| Given data |
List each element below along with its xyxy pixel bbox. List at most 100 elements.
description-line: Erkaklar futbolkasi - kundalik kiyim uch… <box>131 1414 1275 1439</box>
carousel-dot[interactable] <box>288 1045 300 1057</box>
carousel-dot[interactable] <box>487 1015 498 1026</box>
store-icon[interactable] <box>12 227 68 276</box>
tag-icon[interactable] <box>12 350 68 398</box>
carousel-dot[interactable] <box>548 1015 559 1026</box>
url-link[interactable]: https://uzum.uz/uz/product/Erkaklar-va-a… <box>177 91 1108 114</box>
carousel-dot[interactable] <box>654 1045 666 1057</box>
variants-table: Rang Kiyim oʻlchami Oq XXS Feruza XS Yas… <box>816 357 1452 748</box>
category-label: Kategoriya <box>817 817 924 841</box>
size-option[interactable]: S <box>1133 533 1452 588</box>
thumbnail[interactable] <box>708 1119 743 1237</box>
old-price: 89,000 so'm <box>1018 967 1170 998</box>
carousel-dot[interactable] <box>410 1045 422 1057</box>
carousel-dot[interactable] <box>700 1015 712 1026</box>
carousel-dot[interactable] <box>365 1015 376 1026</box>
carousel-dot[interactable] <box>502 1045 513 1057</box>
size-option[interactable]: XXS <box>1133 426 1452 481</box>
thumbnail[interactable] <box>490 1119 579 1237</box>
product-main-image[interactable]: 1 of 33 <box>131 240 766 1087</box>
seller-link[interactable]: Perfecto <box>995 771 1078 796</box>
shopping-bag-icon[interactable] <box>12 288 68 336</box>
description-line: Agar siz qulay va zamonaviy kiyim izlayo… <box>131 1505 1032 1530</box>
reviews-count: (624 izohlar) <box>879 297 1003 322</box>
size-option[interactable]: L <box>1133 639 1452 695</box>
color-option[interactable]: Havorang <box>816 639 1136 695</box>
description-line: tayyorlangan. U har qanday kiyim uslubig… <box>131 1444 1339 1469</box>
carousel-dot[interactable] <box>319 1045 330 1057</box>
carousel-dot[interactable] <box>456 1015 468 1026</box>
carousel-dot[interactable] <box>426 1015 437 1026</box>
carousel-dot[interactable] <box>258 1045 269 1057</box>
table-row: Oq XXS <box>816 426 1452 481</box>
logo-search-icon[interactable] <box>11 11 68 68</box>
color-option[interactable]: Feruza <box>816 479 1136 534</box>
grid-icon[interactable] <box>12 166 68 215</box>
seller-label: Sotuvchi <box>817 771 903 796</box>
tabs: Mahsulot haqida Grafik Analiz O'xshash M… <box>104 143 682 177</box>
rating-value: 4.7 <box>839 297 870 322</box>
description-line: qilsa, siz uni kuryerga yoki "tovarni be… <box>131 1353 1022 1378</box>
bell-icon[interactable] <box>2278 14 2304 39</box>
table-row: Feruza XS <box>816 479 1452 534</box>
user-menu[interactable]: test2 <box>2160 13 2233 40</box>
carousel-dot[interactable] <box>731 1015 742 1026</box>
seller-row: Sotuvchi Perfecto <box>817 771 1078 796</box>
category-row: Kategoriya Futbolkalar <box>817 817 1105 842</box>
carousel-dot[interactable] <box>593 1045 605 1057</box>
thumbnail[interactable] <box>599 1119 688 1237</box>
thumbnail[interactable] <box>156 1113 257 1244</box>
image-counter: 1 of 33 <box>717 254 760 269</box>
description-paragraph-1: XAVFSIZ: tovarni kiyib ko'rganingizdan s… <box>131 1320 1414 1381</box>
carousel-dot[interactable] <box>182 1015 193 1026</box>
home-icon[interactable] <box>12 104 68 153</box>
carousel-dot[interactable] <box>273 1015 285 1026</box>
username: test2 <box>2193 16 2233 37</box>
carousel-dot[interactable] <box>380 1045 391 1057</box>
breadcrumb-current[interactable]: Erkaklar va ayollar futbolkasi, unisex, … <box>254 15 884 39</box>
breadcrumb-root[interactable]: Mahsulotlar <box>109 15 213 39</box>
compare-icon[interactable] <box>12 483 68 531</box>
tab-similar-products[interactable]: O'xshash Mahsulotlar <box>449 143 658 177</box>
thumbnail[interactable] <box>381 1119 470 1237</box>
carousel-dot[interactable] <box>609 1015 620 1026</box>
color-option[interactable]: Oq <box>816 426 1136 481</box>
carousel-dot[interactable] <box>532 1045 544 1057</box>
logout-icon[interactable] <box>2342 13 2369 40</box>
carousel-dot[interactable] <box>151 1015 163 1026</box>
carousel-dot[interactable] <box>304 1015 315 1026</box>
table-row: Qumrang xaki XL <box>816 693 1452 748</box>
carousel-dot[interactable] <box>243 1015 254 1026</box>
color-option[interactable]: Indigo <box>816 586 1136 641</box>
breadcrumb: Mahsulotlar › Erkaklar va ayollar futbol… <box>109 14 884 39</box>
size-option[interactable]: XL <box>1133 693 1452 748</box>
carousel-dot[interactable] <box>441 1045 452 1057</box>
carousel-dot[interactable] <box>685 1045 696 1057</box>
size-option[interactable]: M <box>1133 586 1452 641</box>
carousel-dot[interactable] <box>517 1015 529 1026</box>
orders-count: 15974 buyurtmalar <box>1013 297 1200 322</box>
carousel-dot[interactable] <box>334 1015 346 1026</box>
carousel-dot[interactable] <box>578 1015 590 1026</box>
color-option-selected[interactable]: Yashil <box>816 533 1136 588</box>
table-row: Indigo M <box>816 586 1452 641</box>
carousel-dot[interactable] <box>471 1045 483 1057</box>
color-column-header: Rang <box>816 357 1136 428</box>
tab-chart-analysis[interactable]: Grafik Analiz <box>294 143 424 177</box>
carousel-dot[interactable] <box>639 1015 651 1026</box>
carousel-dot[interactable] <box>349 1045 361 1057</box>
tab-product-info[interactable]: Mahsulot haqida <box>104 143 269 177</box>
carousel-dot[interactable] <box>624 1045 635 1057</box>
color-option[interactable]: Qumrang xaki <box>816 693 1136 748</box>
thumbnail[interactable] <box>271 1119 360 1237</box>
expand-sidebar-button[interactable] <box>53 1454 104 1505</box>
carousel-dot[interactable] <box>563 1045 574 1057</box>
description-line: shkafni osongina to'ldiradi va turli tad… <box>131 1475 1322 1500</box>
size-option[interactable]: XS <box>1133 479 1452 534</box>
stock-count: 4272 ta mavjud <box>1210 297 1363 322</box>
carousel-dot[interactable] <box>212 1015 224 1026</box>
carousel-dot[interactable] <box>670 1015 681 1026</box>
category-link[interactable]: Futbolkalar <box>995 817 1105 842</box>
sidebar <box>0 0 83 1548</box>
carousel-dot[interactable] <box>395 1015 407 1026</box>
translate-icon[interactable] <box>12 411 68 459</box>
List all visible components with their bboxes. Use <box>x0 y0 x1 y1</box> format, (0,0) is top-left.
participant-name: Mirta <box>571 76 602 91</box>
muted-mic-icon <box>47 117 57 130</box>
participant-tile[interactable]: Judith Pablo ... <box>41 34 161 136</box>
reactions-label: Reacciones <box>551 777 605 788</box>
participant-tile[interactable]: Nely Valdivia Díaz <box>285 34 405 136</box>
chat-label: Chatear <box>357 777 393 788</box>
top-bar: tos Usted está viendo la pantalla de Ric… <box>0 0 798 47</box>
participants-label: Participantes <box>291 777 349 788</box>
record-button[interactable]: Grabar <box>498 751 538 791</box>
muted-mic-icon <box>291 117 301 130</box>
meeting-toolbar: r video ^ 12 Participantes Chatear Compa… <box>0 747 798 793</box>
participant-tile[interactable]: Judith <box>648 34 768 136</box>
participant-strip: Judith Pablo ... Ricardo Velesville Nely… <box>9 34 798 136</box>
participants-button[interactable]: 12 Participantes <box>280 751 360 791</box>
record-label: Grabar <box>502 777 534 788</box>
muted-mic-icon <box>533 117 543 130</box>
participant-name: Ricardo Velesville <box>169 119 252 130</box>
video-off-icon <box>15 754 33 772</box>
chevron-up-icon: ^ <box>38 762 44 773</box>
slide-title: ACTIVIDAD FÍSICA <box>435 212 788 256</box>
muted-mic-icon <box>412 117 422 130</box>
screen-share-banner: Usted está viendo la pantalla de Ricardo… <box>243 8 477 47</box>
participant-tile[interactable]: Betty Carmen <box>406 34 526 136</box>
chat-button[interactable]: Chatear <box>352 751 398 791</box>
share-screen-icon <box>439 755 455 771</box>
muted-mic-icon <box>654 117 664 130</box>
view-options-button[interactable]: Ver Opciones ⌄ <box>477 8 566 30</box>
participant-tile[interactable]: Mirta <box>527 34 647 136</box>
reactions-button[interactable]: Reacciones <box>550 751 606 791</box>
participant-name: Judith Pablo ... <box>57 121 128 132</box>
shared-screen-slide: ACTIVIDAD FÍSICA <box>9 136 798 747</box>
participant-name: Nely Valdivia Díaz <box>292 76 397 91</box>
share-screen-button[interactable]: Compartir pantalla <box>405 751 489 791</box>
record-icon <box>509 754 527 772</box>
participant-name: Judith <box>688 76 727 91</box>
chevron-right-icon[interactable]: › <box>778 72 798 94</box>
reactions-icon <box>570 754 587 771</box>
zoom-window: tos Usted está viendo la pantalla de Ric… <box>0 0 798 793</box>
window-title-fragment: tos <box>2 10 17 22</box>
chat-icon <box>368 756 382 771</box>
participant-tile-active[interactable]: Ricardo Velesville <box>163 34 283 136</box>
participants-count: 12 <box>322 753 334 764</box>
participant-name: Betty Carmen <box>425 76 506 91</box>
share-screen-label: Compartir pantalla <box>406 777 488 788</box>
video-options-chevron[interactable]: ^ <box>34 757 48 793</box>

| Instruction |
Turn the lines from the start of the records through the one containing "size-option[interactable]: S <box>1133" into a numbered list, leaving out any blank lines.

| Result of the exercise |
1. List each element below along with its xyxy pixel bbox. List at most 100 elements.
2. description-line: Erkaklar futbolkasi - kundalik kiyim uch… <box>131 1414 1275 1439</box>
3. carousel-dot[interactable] <box>288 1045 300 1057</box>
4. carousel-dot[interactable] <box>487 1015 498 1026</box>
5. store-icon[interactable] <box>12 227 68 276</box>
6. tag-icon[interactable] <box>12 350 68 398</box>
7. carousel-dot[interactable] <box>548 1015 559 1026</box>
8. url-link[interactable]: https://uzum.uz/uz/product/Erkaklar-va-a… <box>177 91 1108 114</box>
9. carousel-dot[interactable] <box>654 1045 666 1057</box>
10. variants-table: Rang Kiyim oʻlchami Oq XXS Feruza XS Yas… <box>816 357 1452 748</box>
11. category-label: Kategoriya <box>817 817 924 841</box>
12. size-option[interactable]: S <box>1133 533 1452 588</box>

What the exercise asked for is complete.